TO BE DONE →
Convert every line of the records below into a numbered list, omitting any blank lines.

▼

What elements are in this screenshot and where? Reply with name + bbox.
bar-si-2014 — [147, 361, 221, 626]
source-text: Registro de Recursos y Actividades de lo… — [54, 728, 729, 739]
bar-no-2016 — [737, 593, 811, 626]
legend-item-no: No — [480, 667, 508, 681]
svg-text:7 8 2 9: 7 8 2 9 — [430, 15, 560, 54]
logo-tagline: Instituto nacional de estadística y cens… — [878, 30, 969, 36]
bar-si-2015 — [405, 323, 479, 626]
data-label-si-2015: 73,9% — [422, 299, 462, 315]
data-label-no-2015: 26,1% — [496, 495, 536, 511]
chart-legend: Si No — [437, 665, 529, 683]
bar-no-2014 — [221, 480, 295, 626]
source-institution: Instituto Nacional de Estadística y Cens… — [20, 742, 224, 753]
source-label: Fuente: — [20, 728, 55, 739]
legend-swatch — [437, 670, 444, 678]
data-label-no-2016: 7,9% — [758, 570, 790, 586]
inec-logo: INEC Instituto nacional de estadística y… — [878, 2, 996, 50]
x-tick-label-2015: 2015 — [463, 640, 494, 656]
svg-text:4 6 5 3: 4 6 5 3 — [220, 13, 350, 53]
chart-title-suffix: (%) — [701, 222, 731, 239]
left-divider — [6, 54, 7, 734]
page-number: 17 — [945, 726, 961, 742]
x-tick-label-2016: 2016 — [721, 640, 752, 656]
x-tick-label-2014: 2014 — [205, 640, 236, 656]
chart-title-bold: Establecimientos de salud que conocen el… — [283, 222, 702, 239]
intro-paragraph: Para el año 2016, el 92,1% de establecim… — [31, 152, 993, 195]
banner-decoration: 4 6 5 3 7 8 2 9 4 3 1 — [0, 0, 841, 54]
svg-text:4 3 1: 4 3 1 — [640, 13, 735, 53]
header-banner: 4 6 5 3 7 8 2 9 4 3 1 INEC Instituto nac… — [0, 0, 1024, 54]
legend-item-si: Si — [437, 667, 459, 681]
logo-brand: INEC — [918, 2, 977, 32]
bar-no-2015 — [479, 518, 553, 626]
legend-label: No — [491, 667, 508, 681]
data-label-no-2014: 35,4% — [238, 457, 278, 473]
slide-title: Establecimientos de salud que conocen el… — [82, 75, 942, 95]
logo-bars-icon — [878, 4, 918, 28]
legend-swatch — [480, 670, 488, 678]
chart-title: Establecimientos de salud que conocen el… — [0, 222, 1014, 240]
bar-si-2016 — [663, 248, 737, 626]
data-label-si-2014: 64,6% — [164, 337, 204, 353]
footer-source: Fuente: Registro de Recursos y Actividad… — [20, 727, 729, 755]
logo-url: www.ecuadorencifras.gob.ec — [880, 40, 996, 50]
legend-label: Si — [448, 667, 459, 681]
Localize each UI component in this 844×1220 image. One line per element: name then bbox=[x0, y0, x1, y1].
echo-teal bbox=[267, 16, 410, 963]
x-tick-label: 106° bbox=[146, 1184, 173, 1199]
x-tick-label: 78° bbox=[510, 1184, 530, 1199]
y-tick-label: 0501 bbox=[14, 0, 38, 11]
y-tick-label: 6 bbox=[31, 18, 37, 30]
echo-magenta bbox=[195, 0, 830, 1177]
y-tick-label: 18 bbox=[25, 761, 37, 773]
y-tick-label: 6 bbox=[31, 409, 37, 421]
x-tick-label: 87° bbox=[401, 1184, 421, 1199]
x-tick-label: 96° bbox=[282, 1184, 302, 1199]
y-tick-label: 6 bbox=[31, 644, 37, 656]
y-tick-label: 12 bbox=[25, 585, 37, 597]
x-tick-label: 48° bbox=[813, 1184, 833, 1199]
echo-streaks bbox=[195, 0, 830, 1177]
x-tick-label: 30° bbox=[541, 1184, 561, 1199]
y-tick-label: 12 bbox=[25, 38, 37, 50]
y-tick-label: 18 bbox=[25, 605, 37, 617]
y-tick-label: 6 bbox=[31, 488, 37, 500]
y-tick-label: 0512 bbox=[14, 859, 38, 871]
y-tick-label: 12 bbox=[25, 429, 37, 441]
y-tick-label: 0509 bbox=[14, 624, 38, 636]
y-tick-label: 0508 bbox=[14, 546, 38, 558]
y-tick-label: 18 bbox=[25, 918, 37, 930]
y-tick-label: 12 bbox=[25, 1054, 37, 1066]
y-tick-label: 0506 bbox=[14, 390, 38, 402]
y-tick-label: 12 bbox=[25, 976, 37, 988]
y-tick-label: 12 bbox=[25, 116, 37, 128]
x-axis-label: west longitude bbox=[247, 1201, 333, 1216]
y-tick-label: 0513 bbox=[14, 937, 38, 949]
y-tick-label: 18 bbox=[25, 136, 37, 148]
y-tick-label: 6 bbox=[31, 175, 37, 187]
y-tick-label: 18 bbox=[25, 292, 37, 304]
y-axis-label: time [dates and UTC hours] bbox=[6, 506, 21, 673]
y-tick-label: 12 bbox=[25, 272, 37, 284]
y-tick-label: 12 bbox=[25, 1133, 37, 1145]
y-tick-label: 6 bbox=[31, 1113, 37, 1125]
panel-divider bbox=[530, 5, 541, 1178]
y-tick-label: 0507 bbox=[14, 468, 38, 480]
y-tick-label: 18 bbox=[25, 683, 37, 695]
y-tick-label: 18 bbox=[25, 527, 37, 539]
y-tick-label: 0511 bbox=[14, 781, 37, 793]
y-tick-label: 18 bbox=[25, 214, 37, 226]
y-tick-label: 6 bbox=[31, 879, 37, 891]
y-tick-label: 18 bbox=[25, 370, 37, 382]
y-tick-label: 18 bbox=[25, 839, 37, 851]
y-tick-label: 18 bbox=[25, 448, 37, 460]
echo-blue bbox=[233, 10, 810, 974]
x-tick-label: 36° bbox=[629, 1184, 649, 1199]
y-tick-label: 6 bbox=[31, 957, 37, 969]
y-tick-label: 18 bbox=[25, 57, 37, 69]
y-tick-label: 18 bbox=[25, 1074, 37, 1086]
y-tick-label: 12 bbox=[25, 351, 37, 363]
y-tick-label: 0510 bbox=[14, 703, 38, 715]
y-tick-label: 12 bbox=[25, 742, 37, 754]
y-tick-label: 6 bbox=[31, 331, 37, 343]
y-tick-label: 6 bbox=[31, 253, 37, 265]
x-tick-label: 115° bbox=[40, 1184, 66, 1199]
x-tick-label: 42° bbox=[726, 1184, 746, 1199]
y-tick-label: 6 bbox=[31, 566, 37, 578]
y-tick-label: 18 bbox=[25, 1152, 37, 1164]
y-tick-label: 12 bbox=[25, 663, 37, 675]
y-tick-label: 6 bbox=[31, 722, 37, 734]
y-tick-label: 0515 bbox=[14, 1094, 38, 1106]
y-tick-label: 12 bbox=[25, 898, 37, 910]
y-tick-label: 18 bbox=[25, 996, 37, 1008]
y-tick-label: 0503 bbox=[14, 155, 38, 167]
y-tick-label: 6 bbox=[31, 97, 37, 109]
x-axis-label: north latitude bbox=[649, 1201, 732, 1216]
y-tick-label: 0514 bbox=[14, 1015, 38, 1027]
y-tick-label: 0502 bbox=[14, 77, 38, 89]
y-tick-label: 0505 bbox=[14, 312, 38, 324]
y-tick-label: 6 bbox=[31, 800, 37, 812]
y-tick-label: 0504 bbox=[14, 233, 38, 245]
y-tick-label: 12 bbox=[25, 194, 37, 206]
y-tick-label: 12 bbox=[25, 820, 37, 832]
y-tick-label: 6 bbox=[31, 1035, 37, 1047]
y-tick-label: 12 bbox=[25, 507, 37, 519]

▲

ANSWER IN FULL →
1. What elements are in this screenshot and where? Reply with name + bbox.
2. bar-si-2014 — [147, 361, 221, 626]
3. source-text: Registro de Recursos y Actividades de lo… — [54, 728, 729, 739]
4. bar-no-2016 — [737, 593, 811, 626]
5. legend-item-no: No — [480, 667, 508, 681]
6. svg-text:7 8 2 9: 7 8 2 9 — [430, 15, 560, 54]
7. logo-tagline: Instituto nacional de estadística y cens… — [878, 30, 969, 36]
8. bar-si-2015 — [405, 323, 479, 626]
9. data-label-si-2015: 73,9% — [422, 299, 462, 315]
10. data-label-no-2015: 26,1% — [496, 495, 536, 511]
11. chart-legend: Si No — [437, 665, 529, 683]
12. bar-no-2014 — [221, 480, 295, 626]
13. source-institution: Instituto Nacional de Estadística y Cens… — [20, 742, 224, 753]
14. source-label: Fuente: — [20, 728, 55, 739]
15. legend-swatch — [437, 670, 444, 678]
16. data-label-no-2016: 7,9% — [758, 570, 790, 586]
17. inec-logo: INEC Instituto nacional de estadística y… — [878, 2, 996, 50]
18. x-tick-label-2015: 2015 — [463, 640, 494, 656]
19. svg-text:4 6 5 3: 4 6 5 3 — [220, 13, 350, 53]
20. chart-title-suffix: (%) — [701, 222, 731, 239]
21. left-divider — [6, 54, 7, 734]
22. page-number: 17 — [945, 726, 961, 742]
23. x-tick-label-2016: 2016 — [721, 640, 752, 656]
24. x-tick-label-2014: 2014 — [205, 640, 236, 656]
25. chart-title-bold: Establecimientos de salud que conocen el… — [283, 222, 702, 239]
26. intro-paragraph: Para el año 2016, el 92,1% de establecim… — [31, 152, 993, 195]
27. banner-decoration: 4 6 5 3 7 8 2 9 4 3 1 — [0, 0, 841, 54]
28. svg-text:4 3 1: 4 3 1 — [640, 13, 735, 53]
29. header-banner: 4 6 5 3 7 8 2 9 4 3 1 INEC Instituto nac… — [0, 0, 1024, 54]
30. legend-item-si: Si — [437, 667, 459, 681]
31. logo-brand: INEC — [918, 2, 977, 32]
32. bar-no-2015 — [479, 518, 553, 626]
33. legend-label: No — [491, 667, 508, 681]
34. data-label-no-2014: 35,4% — [238, 457, 278, 473]
35. slide-title: Establecimientos de salud que conocen el… — [82, 75, 942, 95]
36. logo-bars-icon — [878, 4, 918, 28]
37. legend-swatch — [480, 670, 488, 678]
38. chart-title: Establecimientos de salud que conocen el… — [0, 222, 1014, 240]
39. bar-si-2016 — [663, 248, 737, 626]
40. data-label-si-2014: 64,6% — [164, 337, 204, 353]
41. footer-source: Fuente: Registro de Recursos y Actividad… — [20, 727, 729, 755]
42. logo-url: www.ecuadorencifras.gob.ec — [880, 40, 996, 50]
43. legend-label: Si — [448, 667, 459, 681]
44. Localize each UI component in this 844×1220 image. One line per element: name then bbox=[x0, y0, x1, y1].
45. echo-teal bbox=[267, 16, 410, 963]
46. x-tick-label: 106° bbox=[146, 1184, 173, 1199]
47. x-tick-label: 78° bbox=[510, 1184, 530, 1199]
48. y-tick-label: 0501 bbox=[14, 0, 38, 11]
49. y-tick-label: 6 bbox=[31, 18, 37, 30]
50. echo-magenta bbox=[195, 0, 830, 1177]
51. y-tick-label: 18 bbox=[25, 761, 37, 773]
52. y-tick-label: 6 bbox=[31, 409, 37, 421]
53. x-tick-label: 87° bbox=[401, 1184, 421, 1199]
54. x-tick-label: 96° bbox=[282, 1184, 302, 1199]
55. y-tick-label: 6 bbox=[31, 644, 37, 656]
56. y-tick-label: 12 bbox=[25, 585, 37, 597]
57. x-tick-label: 48° bbox=[813, 1184, 833, 1199]
58. echo-streaks bbox=[195, 0, 830, 1177]
59. x-tick-label: 30° bbox=[541, 1184, 561, 1199]
60. y-tick-label: 12 bbox=[25, 38, 37, 50]
61. y-tick-label: 18 bbox=[25, 605, 37, 617]
62. y-tick-label: 6 bbox=[31, 488, 37, 500]
63. y-tick-label: 0512 bbox=[14, 859, 38, 871]
64. y-tick-label: 12 bbox=[25, 429, 37, 441]
65. y-tick-label: 0509 bbox=[14, 624, 38, 636]
66. y-tick-label: 0508 bbox=[14, 546, 38, 558]
67. y-tick-label: 18 bbox=[25, 918, 37, 930]
68. y-tick-label: 12 bbox=[25, 1054, 37, 1066]
69. y-tick-label: 0506 bbox=[14, 390, 38, 402]
70. y-tick-label: 12 bbox=[25, 976, 37, 988]
71. y-tick-label: 12 bbox=[25, 116, 37, 128]
72. x-axis-label: west longitude bbox=[247, 1201, 333, 1216]
73. y-tick-label: 0513 bbox=[14, 937, 38, 949]
74. y-tick-label: 18 bbox=[25, 136, 37, 148]
75. y-tick-label: 6 bbox=[31, 175, 37, 187]
76. y-tick-label: 18 bbox=[25, 292, 37, 304]
77. y-axis-label: time [dates and UTC hours] bbox=[6, 506, 21, 673]
78. y-tick-label: 12 bbox=[25, 272, 37, 284]
79. y-tick-label: 12 bbox=[25, 1133, 37, 1145]
80. y-tick-label: 6 bbox=[31, 1113, 37, 1125]
81. panel-divider bbox=[530, 5, 541, 1178]
82. y-tick-label: 0507 bbox=[14, 468, 38, 480]
83. y-tick-label: 18 bbox=[25, 683, 37, 695]
84. y-tick-label: 18 bbox=[25, 527, 37, 539]
85. y-tick-label: 0511 bbox=[14, 781, 37, 793]
86. y-tick-label: 18 bbox=[25, 214, 37, 226]
87. y-tick-label: 6 bbox=[31, 879, 37, 891]
88. y-tick-label: 18 bbox=[25, 370, 37, 382]
89. y-tick-label: 18 bbox=[25, 839, 37, 851]
90. y-tick-label: 18 bbox=[25, 448, 37, 460]
91. echo-blue bbox=[233, 10, 810, 974]
92. x-tick-label: 36° bbox=[629, 1184, 649, 1199]
93. y-tick-label: 6 bbox=[31, 957, 37, 969]
94. y-tick-label: 18 bbox=[25, 57, 37, 69]
95. y-tick-label: 18 bbox=[25, 1074, 37, 1086]
96. y-tick-label: 12 bbox=[25, 351, 37, 363]
97. y-tick-label: 0510 bbox=[14, 703, 38, 715]
98. y-tick-label: 12 bbox=[25, 742, 37, 754]
99. y-tick-label: 6 bbox=[31, 331, 37, 343]
100. y-tick-label: 6 bbox=[31, 253, 37, 265]
101. x-tick-label: 115° bbox=[40, 1184, 66, 1199]
102. x-tick-label: 42° bbox=[726, 1184, 746, 1199]
103. y-tick-label: 6 bbox=[31, 566, 37, 578]
104. y-tick-label: 18 bbox=[25, 1152, 37, 1164]
105. y-tick-label: 12 bbox=[25, 663, 37, 675]
106. y-tick-label: 6 bbox=[31, 722, 37, 734]
107. y-tick-label: 0515 bbox=[14, 1094, 38, 1106]
108. y-tick-label: 12 bbox=[25, 898, 37, 910]
109. y-tick-label: 18 bbox=[25, 996, 37, 1008]
110. y-tick-label: 0503 bbox=[14, 155, 38, 167]
111. y-tick-label: 6 bbox=[31, 97, 37, 109]
112. x-axis-label: north latitude bbox=[649, 1201, 732, 1216]
113. y-tick-label: 0514 bbox=[14, 1015, 38, 1027]
114. y-tick-label: 0502 bbox=[14, 77, 38, 89]
115. y-tick-label: 0505 bbox=[14, 312, 38, 324]
116. y-tick-label: 6 bbox=[31, 800, 37, 812]
117. y-tick-label: 0504 bbox=[14, 233, 38, 245]
118. y-tick-label: 12 bbox=[25, 194, 37, 206]
119. y-tick-label: 12 bbox=[25, 820, 37, 832]
120. y-tick-label: 6 bbox=[31, 1035, 37, 1047]
121. y-tick-label: 12 bbox=[25, 507, 37, 519]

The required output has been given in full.